→ **ENTRIES**:
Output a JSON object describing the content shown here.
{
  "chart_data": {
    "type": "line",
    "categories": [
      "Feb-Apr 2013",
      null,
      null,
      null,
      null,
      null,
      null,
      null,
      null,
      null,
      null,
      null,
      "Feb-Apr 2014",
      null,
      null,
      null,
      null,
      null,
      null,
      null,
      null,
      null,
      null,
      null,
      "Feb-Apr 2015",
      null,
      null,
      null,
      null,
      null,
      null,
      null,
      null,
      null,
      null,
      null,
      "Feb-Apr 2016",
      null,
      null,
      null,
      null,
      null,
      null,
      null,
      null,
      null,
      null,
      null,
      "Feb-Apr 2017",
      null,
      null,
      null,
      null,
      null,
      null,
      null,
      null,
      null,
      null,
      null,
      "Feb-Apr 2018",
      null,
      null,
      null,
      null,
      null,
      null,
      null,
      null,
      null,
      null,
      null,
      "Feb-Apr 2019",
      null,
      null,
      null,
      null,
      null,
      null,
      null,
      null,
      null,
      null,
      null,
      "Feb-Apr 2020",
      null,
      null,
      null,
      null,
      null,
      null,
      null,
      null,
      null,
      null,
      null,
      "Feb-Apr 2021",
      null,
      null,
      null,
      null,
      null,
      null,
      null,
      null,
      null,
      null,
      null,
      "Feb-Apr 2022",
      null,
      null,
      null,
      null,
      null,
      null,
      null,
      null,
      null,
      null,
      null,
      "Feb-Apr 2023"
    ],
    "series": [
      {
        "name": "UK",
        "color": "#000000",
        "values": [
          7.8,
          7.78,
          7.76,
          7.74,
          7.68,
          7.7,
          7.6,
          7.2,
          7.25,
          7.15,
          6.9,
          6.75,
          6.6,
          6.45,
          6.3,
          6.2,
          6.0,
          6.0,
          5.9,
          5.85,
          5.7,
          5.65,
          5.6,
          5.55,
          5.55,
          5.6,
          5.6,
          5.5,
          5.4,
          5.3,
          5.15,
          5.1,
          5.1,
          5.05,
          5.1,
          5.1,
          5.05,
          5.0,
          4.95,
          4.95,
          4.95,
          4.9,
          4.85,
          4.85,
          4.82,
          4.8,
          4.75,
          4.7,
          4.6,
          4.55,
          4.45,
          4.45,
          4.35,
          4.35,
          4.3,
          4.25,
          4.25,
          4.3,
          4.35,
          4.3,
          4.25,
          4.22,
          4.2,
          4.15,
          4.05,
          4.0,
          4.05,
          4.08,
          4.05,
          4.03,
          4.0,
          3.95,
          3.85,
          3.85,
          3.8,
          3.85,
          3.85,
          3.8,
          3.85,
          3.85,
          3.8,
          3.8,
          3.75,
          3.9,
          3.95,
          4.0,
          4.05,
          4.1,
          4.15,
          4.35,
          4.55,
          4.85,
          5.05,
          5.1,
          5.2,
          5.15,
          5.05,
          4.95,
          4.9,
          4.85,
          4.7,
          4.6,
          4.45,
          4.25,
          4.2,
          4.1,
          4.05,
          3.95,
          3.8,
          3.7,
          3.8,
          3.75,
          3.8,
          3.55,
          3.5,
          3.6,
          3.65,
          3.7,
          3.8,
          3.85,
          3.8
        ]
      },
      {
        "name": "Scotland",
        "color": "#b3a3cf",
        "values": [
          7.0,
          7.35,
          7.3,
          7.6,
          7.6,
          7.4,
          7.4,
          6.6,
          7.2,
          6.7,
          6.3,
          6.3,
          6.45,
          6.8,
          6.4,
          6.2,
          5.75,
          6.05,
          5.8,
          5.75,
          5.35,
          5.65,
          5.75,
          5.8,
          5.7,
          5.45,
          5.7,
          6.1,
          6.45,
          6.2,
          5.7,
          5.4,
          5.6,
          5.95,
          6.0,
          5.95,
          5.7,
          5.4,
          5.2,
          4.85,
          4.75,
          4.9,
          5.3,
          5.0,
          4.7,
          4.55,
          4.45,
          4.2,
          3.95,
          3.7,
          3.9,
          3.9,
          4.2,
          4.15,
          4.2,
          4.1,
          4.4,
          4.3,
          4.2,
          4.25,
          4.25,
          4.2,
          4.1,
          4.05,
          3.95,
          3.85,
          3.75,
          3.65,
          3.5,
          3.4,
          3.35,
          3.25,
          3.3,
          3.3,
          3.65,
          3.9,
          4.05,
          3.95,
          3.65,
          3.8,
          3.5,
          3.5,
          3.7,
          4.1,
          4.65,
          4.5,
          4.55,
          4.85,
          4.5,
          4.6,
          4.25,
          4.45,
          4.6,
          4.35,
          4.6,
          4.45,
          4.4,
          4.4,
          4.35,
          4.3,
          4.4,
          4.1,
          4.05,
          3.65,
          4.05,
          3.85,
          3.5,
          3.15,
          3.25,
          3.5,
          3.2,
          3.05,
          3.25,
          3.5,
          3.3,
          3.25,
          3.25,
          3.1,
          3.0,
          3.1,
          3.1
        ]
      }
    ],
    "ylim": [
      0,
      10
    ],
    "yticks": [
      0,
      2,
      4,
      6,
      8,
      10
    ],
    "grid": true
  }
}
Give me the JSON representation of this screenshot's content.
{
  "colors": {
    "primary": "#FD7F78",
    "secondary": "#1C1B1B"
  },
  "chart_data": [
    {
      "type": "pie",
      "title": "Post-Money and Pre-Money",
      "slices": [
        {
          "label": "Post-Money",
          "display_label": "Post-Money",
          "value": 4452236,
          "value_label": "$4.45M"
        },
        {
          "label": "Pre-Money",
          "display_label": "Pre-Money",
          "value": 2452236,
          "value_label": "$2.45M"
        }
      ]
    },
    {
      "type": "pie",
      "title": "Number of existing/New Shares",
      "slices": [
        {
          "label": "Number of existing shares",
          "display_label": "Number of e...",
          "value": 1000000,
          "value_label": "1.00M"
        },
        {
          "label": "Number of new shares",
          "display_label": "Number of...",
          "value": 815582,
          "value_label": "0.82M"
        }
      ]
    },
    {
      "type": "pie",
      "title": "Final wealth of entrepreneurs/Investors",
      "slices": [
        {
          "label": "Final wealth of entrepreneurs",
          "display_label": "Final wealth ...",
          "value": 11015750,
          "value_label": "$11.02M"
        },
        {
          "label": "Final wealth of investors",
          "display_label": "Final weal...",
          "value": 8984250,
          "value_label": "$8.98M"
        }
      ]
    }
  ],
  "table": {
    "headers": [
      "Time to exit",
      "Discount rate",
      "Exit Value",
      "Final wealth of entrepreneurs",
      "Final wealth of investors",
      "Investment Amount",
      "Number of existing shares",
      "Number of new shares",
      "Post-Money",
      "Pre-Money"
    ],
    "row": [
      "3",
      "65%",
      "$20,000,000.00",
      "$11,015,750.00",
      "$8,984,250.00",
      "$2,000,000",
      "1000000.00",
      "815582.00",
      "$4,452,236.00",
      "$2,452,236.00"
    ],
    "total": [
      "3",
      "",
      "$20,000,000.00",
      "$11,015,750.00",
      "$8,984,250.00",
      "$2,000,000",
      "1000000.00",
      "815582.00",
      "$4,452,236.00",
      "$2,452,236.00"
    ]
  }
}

→ **EXERCISE DETAILS**: Reproduce the full set of records precisely.

→ **SOLUTION TO THE PROBLEM**:
Output a JSON object describing the content shown here.
{
  "chart_data": {
    "type": "line",
    "categories": [
      "Feb-Apr 2013",
      null,
      null,
      null,
      null,
      null,
      null,
      null,
      null,
      null,
      null,
      null,
      "Feb-Apr 2014",
      null,
      null,
      null,
      null,
      null,
      null,
      null,
      null,
      null,
      null,
      null,
      "Feb-Apr 2015",
      null,
      null,
      null,
      null,
      null,
      null,
      null,
      null,
      null,
      null,
      null,
      "Feb-Apr 2016",
      null,
      null,
      null,
      null,
      null,
      null,
      null,
      null,
      null,
      null,
      null,
      "Feb-Apr 2017",
      null,
      null,
      null,
      null,
      null,
      null,
      null,
      null,
      null,
      null,
      null,
      "Feb-Apr 2018",
      null,
      null,
      null,
      null,
      null,
      null,
      null,
      null,
      null,
      null,
      null,
      "Feb-Apr 2019",
      null,
      null,
      null,
      null,
      null,
      null,
      null,
      null,
      null,
      null,
      null,
      "Feb-Apr 2020",
      null,
      null,
      null,
      null,
      null,
      null,
      null,
      null,
      null,
      null,
      null,
      "Feb-Apr 2021",
      null,
      null,
      null,
      null,
      null,
      null,
      null,
      null,
      null,
      null,
      null,
      "Feb-Apr 2022",
      null,
      null,
      null,
      null,
      null,
      null,
      null,
      null,
      null,
      null,
      null,
      "Feb-Apr 2023"
    ],
    "series": [
      {
        "name": "UK",
        "color": "#000000",
        "values": [
          7.8,
          7.78,
          7.76,
          7.74,
          7.68,
          7.7,
          7.6,
          7.2,
          7.25,
          7.15,
          6.9,
          6.75,
          6.6,
          6.45,
          6.3,
          6.2,
          6.0,
          6.0,
          5.9,
          5.85,
          5.7,
          5.65,
          5.6,
          5.55,
          5.55,
          5.6,
          5.6,
          5.5,
          5.4,
          5.3,
          5.15,
          5.1,
          5.1,
          5.05,
          5.1,
          5.1,
          5.05,
          5.0,
          4.95,
          4.95,
          4.95,
          4.9,
          4.85,
          4.85,
          4.82,
          4.8,
          4.75,
          4.7,
          4.6,
          4.55,
          4.45,
          4.45,
          4.35,
          4.35,
          4.3,
          4.25,
          4.25,
          4.3,
          4.35,
          4.3,
          4.25,
          4.22,
          4.2,
          4.15,
          4.05,
          4.0,
          4.05,
          4.08,
          4.05,
          4.03,
          4.0,
          3.95,
          3.85,
          3.85,
          3.8,
          3.85,
          3.85,
          3.8,
          3.85,
          3.85,
          3.8,
          3.8,
          3.75,
          3.9,
          3.95,
          4.0,
          4.05,
          4.1,
          4.15,
          4.35,
          4.55,
          4.85,
          5.05,
          5.1,
          5.2,
          5.15,
          5.05,
          4.95,
          4.9,
          4.85,
          4.7,
          4.6,
          4.45,
          4.25,
          4.2,
          4.1,
          4.05,
          3.95,
          3.8,
          3.7,
          3.8,
          3.75,
          3.8,
          3.55,
          3.5,
          3.6,
          3.65,
          3.7,
          3.8,
          3.85,
          3.8
        ]
      },
      {
        "name": "Scotland",
        "color": "#b3a3cf",
        "values": [
          7.0,
          7.35,
          7.3,
          7.6,
          7.6,
          7.4,
          7.4,
          6.6,
          7.2,
          6.7,
          6.3,
          6.3,
          6.45,
          6.8,
          6.4,
          6.2,
          5.75,
          6.05,
          5.8,
          5.75,
          5.35,
          5.65,
          5.75,
          5.8,
          5.7,
          5.45,
          5.7,
          6.1,
          6.45,
          6.2,
          5.7,
          5.4,
          5.6,
          5.95,
          6.0,
          5.95,
          5.7,
          5.4,
          5.2,
          4.85,
          4.75,
          4.9,
          5.3,
          5.0,
          4.7,
          4.55,
          4.45,
          4.2,
          3.95,
          3.7,
          3.9,
          3.9,
          4.2,
          4.15,
          4.2,
          4.1,
          4.4,
          4.3,
          4.2,
          4.25,
          4.25,
          4.2,
          4.1,
          4.05,
          3.95,
          3.85,
          3.75,
          3.65,
          3.5,
          3.4,
          3.35,
          3.25,
          3.3,
          3.3,
          3.65,
          3.9,
          4.05,
          3.95,
          3.65,
          3.8,
          3.5,
          3.5,
          3.7,
          4.1,
          4.65,
          4.5,
          4.55,
          4.85,
          4.5,
          4.6,
          4.25,
          4.45,
          4.6,
          4.35,
          4.6,
          4.45,
          4.4,
          4.4,
          4.35,
          4.3,
          4.4,
          4.1,
          4.05,
          3.65,
          4.05,
          3.85,
          3.5,
          3.15,
          3.25,
          3.5,
          3.2,
          3.05,
          3.25,
          3.5,
          3.3,
          3.25,
          3.25,
          3.1,
          3.0,
          3.1,
          3.1
        ]
      }
    ],
    "ylim": [
      0,
      10
    ],
    "yticks": [
      0,
      2,
      4,
      6,
      8,
      10
    ],
    "grid": true
  }
}
Give me the JSON representation of this screenshot's content.
{
  "colors": {
    "primary": "#FD7F78",
    "secondary": "#1C1B1B"
  },
  "chart_data": [
    {
      "type": "pie",
      "title": "Post-Money and Pre-Money",
      "slices": [
        {
          "label": "Post-Money",
          "display_label": "Post-Money",
          "value": 4452236,
          "value_label": "$4.45M"
        },
        {
          "label": "Pre-Money",
          "display_label": "Pre-Money",
          "value": 2452236,
          "value_label": "$2.45M"
        }
      ]
    },
    {
      "type": "pie",
      "title": "Number of existing/New Shares",
      "slices": [
        {
          "label": "Number of existing shares",
          "display_label": "Number of e...",
          "value": 1000000,
          "value_label": "1.00M"
        },
        {
          "label": "Number of new shares",
          "display_label": "Number of...",
          "value": 815582,
          "value_label": "0.82M"
        }
      ]
    },
    {
      "type": "pie",
      "title": "Final wealth of entrepreneurs/Investors",
      "slices": [
        {
          "label": "Final wealth of entrepreneurs",
          "display_label": "Final wealth ...",
          "value": 11015750,
          "value_label": "$11.02M"
        },
        {
          "label": "Final wealth of investors",
          "display_label": "Final weal...",
          "value": 8984250,
          "value_label": "$8.98M"
        }
      ]
    }
  ],
  "table": {
    "headers": [
      "Time to exit",
      "Discount rate",
      "Exit Value",
      "Final wealth of entrepreneurs",
      "Final wealth of investors",
      "Investment Amount",
      "Number of existing shares",
      "Number of new shares",
      "Post-Money",
      "Pre-Money"
    ],
    "row": [
      "3",
      "65%",
      "$20,000,000.00",
      "$11,015,750.00",
      "$8,984,250.00",
      "$2,000,000",
      "1000000.00",
      "815582.00",
      "$4,452,236.00",
      "$2,452,236.00"
    ],
    "total": [
      "3",
      "",
      "$20,000,000.00",
      "$11,015,750.00",
      "$8,984,250.00",
      "$2,000,000",
      "1000000.00",
      "815582.00",
      "$4,452,236.00",
      "$2,452,236.00"
    ]
  }
}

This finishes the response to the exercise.